**Set task:**
Go through the entries below and copy each line containing the word "title".

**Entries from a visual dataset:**
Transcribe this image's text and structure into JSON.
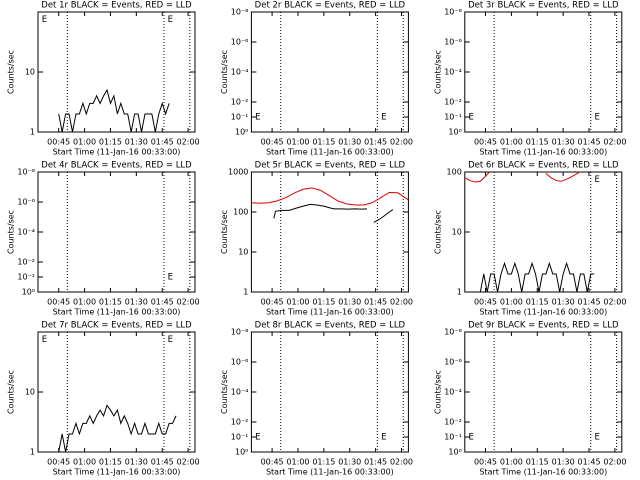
{
  "chart_data": [
    {
      "type": "line",
      "title": "Det 1r BLACK = Events, RED = LLD",
      "y_label": "Counts/sec",
      "x_label": "Start Time (11-Jan-16 00:33:00)",
      "xlim": [
        0,
        91
      ],
      "xticks": [
        {
          "value": 12,
          "label": "00:45"
        },
        {
          "value": 27,
          "label": "01:00"
        },
        {
          "value": 42,
          "label": "01:15"
        },
        {
          "value": 57,
          "label": "01:30"
        },
        {
          "value": 72,
          "label": "01:45"
        },
        {
          "value": 87,
          "label": "02:00"
        }
      ],
      "ylog": true,
      "ylim": [
        1,
        100
      ],
      "yticks": [
        1,
        10
      ],
      "vlines": [
        17,
        73,
        88
      ],
      "series": [
        {
          "name": "Events",
          "color": "#000000",
          "x": [
            12,
            14,
            16,
            18,
            20,
            22,
            24,
            26,
            28,
            30,
            32,
            34,
            36,
            38,
            40,
            42,
            44,
            46,
            48,
            50,
            52,
            54,
            56,
            58,
            60,
            62,
            64,
            66,
            68,
            70,
            72,
            74,
            76
          ],
          "values": [
            2,
            1,
            2,
            2,
            1,
            2,
            2,
            3,
            2,
            3,
            3,
            4,
            3,
            4,
            5,
            3,
            4,
            2,
            3,
            2,
            2,
            1,
            2,
            2,
            1,
            2,
            2,
            2,
            1,
            2,
            3,
            2,
            3
          ]
        }
      ],
      "annotations": [
        {
          "text": "E",
          "x": 1,
          "y": 75
        },
        {
          "text": "E",
          "x": 74,
          "y": 75
        }
      ]
    },
    {
      "type": "line",
      "title": "Det 2r BLACK = Events, RED = LLD",
      "y_label": "Counts/sec",
      "x_label": "Start Time (11-Jan-16 00:33:00)",
      "xlim": [
        0,
        91
      ],
      "xticks": [
        {
          "value": 12,
          "label": "00:45"
        },
        {
          "value": 27,
          "label": "01:00"
        },
        {
          "value": 42,
          "label": "01:15"
        },
        {
          "value": 57,
          "label": "01:30"
        },
        {
          "value": 72,
          "label": "01:45"
        },
        {
          "value": 87,
          "label": "02:00"
        }
      ],
      "ylog": true,
      "ylim": [
        1,
        1e-08
      ],
      "yticks": [
        {
          "value": 1e-08,
          "label": "10⁻⁸"
        },
        {
          "value": 1e-06,
          "label": "10⁻⁶"
        },
        {
          "value": 0.0001,
          "label": "10⁻⁴"
        },
        {
          "value": 0.01,
          "label": "10⁻²"
        },
        {
          "value": 0.1,
          "label": "10⁻¹"
        },
        {
          "value": 1,
          "label": "10⁰"
        }
      ],
      "vlines": [
        17,
        73,
        88
      ],
      "series": [],
      "annotations": [
        {
          "text": "E",
          "x": 1,
          "y": 0.1
        },
        {
          "text": "E",
          "x": 74,
          "y": 0.1
        }
      ]
    },
    {
      "type": "line",
      "title": "Det 3r BLACK = Events, RED = LLD",
      "y_label": "Counts/sec",
      "x_label": "Start Time (11-Jan-16 00:33:00)",
      "xlim": [
        0,
        91
      ],
      "xticks": [
        {
          "value": 12,
          "label": "00:45"
        },
        {
          "value": 27,
          "label": "01:00"
        },
        {
          "value": 42,
          "label": "01:15"
        },
        {
          "value": 57,
          "label": "01:30"
        },
        {
          "value": 72,
          "label": "01:45"
        },
        {
          "value": 87,
          "label": "02:00"
        }
      ],
      "ylog": true,
      "ylim": [
        1,
        1e-08
      ],
      "yticks": [
        {
          "value": 1e-08,
          "label": "10⁻⁸"
        },
        {
          "value": 1e-06,
          "label": "10⁻⁶"
        },
        {
          "value": 0.0001,
          "label": "10⁻⁴"
        },
        {
          "value": 0.01,
          "label": "10⁻²"
        },
        {
          "value": 0.1,
          "label": "10⁻¹"
        },
        {
          "value": 1,
          "label": "10⁰"
        }
      ],
      "vlines": [
        17,
        73,
        88
      ],
      "series": [],
      "annotations": [
        {
          "text": "E",
          "x": 1,
          "y": 0.1
        },
        {
          "text": "E",
          "x": 74,
          "y": 0.1
        }
      ]
    },
    {
      "type": "line",
      "title": "Det 4r BLACK = Events, RED = LLD",
      "y_label": "Counts/sec",
      "x_label": "Start Time (11-Jan-16 00:33:00)",
      "xlim": [
        0,
        91
      ],
      "xticks": [
        {
          "value": 12,
          "label": "00:45"
        },
        {
          "value": 27,
          "label": "01:00"
        },
        {
          "value": 42,
          "label": "01:15"
        },
        {
          "value": 57,
          "label": "01:30"
        },
        {
          "value": 72,
          "label": "01:45"
        },
        {
          "value": 87,
          "label": "02:00"
        }
      ],
      "ylog": true,
      "ylim": [
        1,
        1e-08
      ],
      "yticks": [
        {
          "value": 1e-08,
          "label": "10⁻⁸"
        },
        {
          "value": 1e-06,
          "label": "10⁻⁶"
        },
        {
          "value": 0.0001,
          "label": "10⁻⁴"
        },
        {
          "value": 0.01,
          "label": "10⁻²"
        },
        {
          "value": 0.1,
          "label": "10⁻¹"
        },
        {
          "value": 1,
          "label": "10⁰"
        }
      ],
      "vlines": [
        17,
        73,
        88
      ],
      "series": [],
      "annotations": [
        {
          "text": "E",
          "x": 74,
          "y": 0.1
        }
      ]
    },
    {
      "type": "line",
      "title": "Det 5r BLACK = Events, RED = LLD",
      "y_label": "Counts/sec",
      "x_label": "Start Time (11-Jan-16 00:33:00)",
      "xlim": [
        0,
        91
      ],
      "xticks": [
        {
          "value": 12,
          "label": "00:45"
        },
        {
          "value": 27,
          "label": "01:00"
        },
        {
          "value": 42,
          "label": "01:15"
        },
        {
          "value": 57,
          "label": "01:30"
        },
        {
          "value": 72,
          "label": "01:45"
        },
        {
          "value": 87,
          "label": "02:00"
        }
      ],
      "ylog": true,
      "ylim": [
        1,
        1000
      ],
      "yticks": [
        1,
        10,
        100,
        1000
      ],
      "vlines": [
        17,
        73,
        88
      ],
      "series": [
        {
          "name": "LLD",
          "color": "#e00000",
          "x": [
            0,
            5,
            10,
            15,
            20,
            25,
            30,
            35,
            40,
            45,
            50,
            55,
            60,
            65,
            70,
            75,
            80,
            85,
            91
          ],
          "values": [
            170,
            165,
            170,
            190,
            230,
            300,
            370,
            400,
            350,
            260,
            190,
            160,
            150,
            150,
            170,
            230,
            310,
            300,
            200
          ]
        },
        {
          "name": "Events",
          "color": "#000000",
          "x": [
            13,
            14,
            18,
            22,
            26,
            30,
            34,
            38,
            42,
            46,
            48,
            52,
            56,
            60,
            64,
            67,
            68,
            71,
            74,
            77,
            80,
            82
          ],
          "values": [
            70,
            105,
            110,
            110,
            125,
            140,
            155,
            150,
            140,
            125,
            120,
            120,
            118,
            120,
            118,
            120,
            null,
            55,
            65,
            80,
            100,
            115
          ]
        }
      ],
      "annotations": []
    },
    {
      "type": "line",
      "title": "Det 6r BLACK = Events, RED = LLD",
      "y_label": "Counts/sec",
      "x_label": "Start Time (11-Jan-16 00:33:00)",
      "xlim": [
        0,
        91
      ],
      "xticks": [
        {
          "value": 12,
          "label": "00:45"
        },
        {
          "value": 27,
          "label": "01:00"
        },
        {
          "value": 42,
          "label": "01:15"
        },
        {
          "value": 57,
          "label": "01:30"
        },
        {
          "value": 72,
          "label": "01:45"
        },
        {
          "value": 87,
          "label": "02:00"
        }
      ],
      "ylog": true,
      "ylim": [
        1,
        100
      ],
      "yticks": [
        1,
        10,
        100
      ],
      "vlines": [
        17,
        73,
        88
      ],
      "series": [
        {
          "name": "LLD",
          "color": "#e00000",
          "x": [
            0,
            3,
            6,
            9,
            12,
            14,
            15,
            46,
            47,
            50,
            53,
            56,
            60,
            64,
            66
          ],
          "values": [
            80,
            72,
            68,
            70,
            85,
            98,
            null,
            null,
            95,
            80,
            72,
            70,
            78,
            90,
            98
          ]
        },
        {
          "name": "Events",
          "color": "#000000",
          "x": [
            9,
            11,
            13,
            15,
            17,
            19,
            21,
            23,
            25,
            27,
            29,
            31,
            33,
            35,
            37,
            39,
            41,
            43,
            45,
            47,
            49,
            51,
            53,
            55,
            57,
            59,
            61,
            63,
            65,
            67,
            69,
            71,
            73,
            75
          ],
          "values": [
            1,
            2,
            1,
            2,
            2,
            1,
            2,
            3,
            2,
            2,
            3,
            2,
            1,
            2,
            2,
            3,
            2,
            1,
            2,
            2,
            3,
            2,
            2,
            1,
            2,
            3,
            2,
            2,
            1,
            2,
            2,
            1,
            2,
            2
          ]
        }
      ],
      "annotations": [
        {
          "text": "E",
          "x": 74,
          "y": 75
        }
      ]
    },
    {
      "type": "line",
      "title": "Det 7r BLACK = Events, RED = LLD",
      "y_label": "Counts/sec",
      "x_label": "Start Time (11-Jan-16 00:33:00)",
      "xlim": [
        0,
        91
      ],
      "xticks": [
        {
          "value": 12,
          "label": "00:45"
        },
        {
          "value": 27,
          "label": "01:00"
        },
        {
          "value": 42,
          "label": "01:15"
        },
        {
          "value": 57,
          "label": "01:30"
        },
        {
          "value": 72,
          "label": "01:45"
        },
        {
          "value": 87,
          "label": "02:00"
        }
      ],
      "ylog": true,
      "ylim": [
        1,
        100
      ],
      "yticks": [
        1,
        10
      ],
      "vlines": [
        17,
        73,
        88
      ],
      "series": [
        {
          "name": "Events",
          "color": "#000000",
          "x": [
            12,
            14,
            16,
            18,
            20,
            22,
            24,
            26,
            28,
            30,
            32,
            34,
            36,
            38,
            40,
            42,
            44,
            46,
            48,
            50,
            52,
            54,
            56,
            58,
            60,
            62,
            64,
            66,
            68,
            70,
            72,
            74,
            76,
            78,
            80
          ],
          "values": [
            1,
            2,
            1,
            2,
            2,
            3,
            2,
            3,
            3,
            4,
            3,
            4,
            5,
            4,
            6,
            5,
            4,
            5,
            3,
            4,
            3,
            2,
            3,
            2,
            2,
            3,
            2,
            2,
            2,
            3,
            2,
            2,
            3,
            3,
            4
          ]
        }
      ],
      "annotations": [
        {
          "text": "E",
          "x": 1,
          "y": 75
        },
        {
          "text": "E",
          "x": 74,
          "y": 75
        }
      ]
    },
    {
      "type": "line",
      "title": "Det 8r BLACK = Events, RED = LLD",
      "y_label": "Counts/sec",
      "x_label": "Start Time (11-Jan-16 00:33:00)",
      "xlim": [
        0,
        91
      ],
      "xticks": [
        {
          "value": 12,
          "label": "00:45"
        },
        {
          "value": 27,
          "label": "01:00"
        },
        {
          "value": 42,
          "label": "01:15"
        },
        {
          "value": 57,
          "label": "01:30"
        },
        {
          "value": 72,
          "label": "01:45"
        },
        {
          "value": 87,
          "label": "02:00"
        }
      ],
      "ylog": true,
      "ylim": [
        1,
        1e-08
      ],
      "yticks": [
        {
          "value": 1e-08,
          "label": "10⁻⁸"
        },
        {
          "value": 1e-06,
          "label": "10⁻⁶"
        },
        {
          "value": 0.0001,
          "label": "10⁻⁴"
        },
        {
          "value": 0.01,
          "label": "10⁻²"
        },
        {
          "value": 0.1,
          "label": "10⁻¹"
        },
        {
          "value": 1,
          "label": "10⁰"
        }
      ],
      "vlines": [
        17,
        73,
        88
      ],
      "series": [],
      "annotations": [
        {
          "text": "E",
          "x": 1,
          "y": 0.1
        },
        {
          "text": "E",
          "x": 74,
          "y": 0.1
        }
      ]
    },
    {
      "type": "line",
      "title": "Det 9r BLACK = Events, RED = LLD",
      "y_label": "Counts/sec",
      "x_label": "Start Time (11-Jan-16 00:33:00)",
      "xlim": [
        0,
        91
      ],
      "xticks": [
        {
          "value": 12,
          "label": "00:45"
        },
        {
          "value": 27,
          "label": "01:00"
        },
        {
          "value": 42,
          "label": "01:15"
        },
        {
          "value": 57,
          "label": "01:30"
        },
        {
          "value": 72,
          "label": "01:45"
        },
        {
          "value": 87,
          "label": "02:00"
        }
      ],
      "ylog": true,
      "ylim": [
        1,
        1e-08
      ],
      "yticks": [
        {
          "value": 1e-08,
          "label": "10⁻⁸"
        },
        {
          "value": 1e-06,
          "label": "10⁻⁶"
        },
        {
          "value": 0.0001,
          "label": "10⁻⁴"
        },
        {
          "value": 0.01,
          "label": "10⁻²"
        },
        {
          "value": 0.1,
          "label": "10⁻¹"
        },
        {
          "value": 1,
          "label": "10⁰"
        }
      ],
      "vlines": [
        17,
        73,
        88
      ],
      "series": [],
      "annotations": [
        {
          "text": "E",
          "x": 1,
          "y": 0.1
        },
        {
          "text": "E",
          "x": 74,
          "y": 0.1
        }
      ]
    }
  ]
}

**Expected answer:**
      "title": "Det 1r BLACK = Events, RED = LLD",
      "title": "Det 2r BLACK = Events, RED = LLD",
      "title": "Det 3r BLACK = Events, RED = LLD",
      "title": "Det 4r BLACK = Events, RED = LLD",
      "title": "Det 5r BLACK = Events, RED = LLD",
      "title": "Det 6r BLACK = Events, RED = LLD",
      "title": "Det 7r BLACK = Events, RED = LLD",
      "title": "Det 8r BLACK = Events, RED = LLD",
      "title": "Det 9r BLACK = Events, RED = LLD",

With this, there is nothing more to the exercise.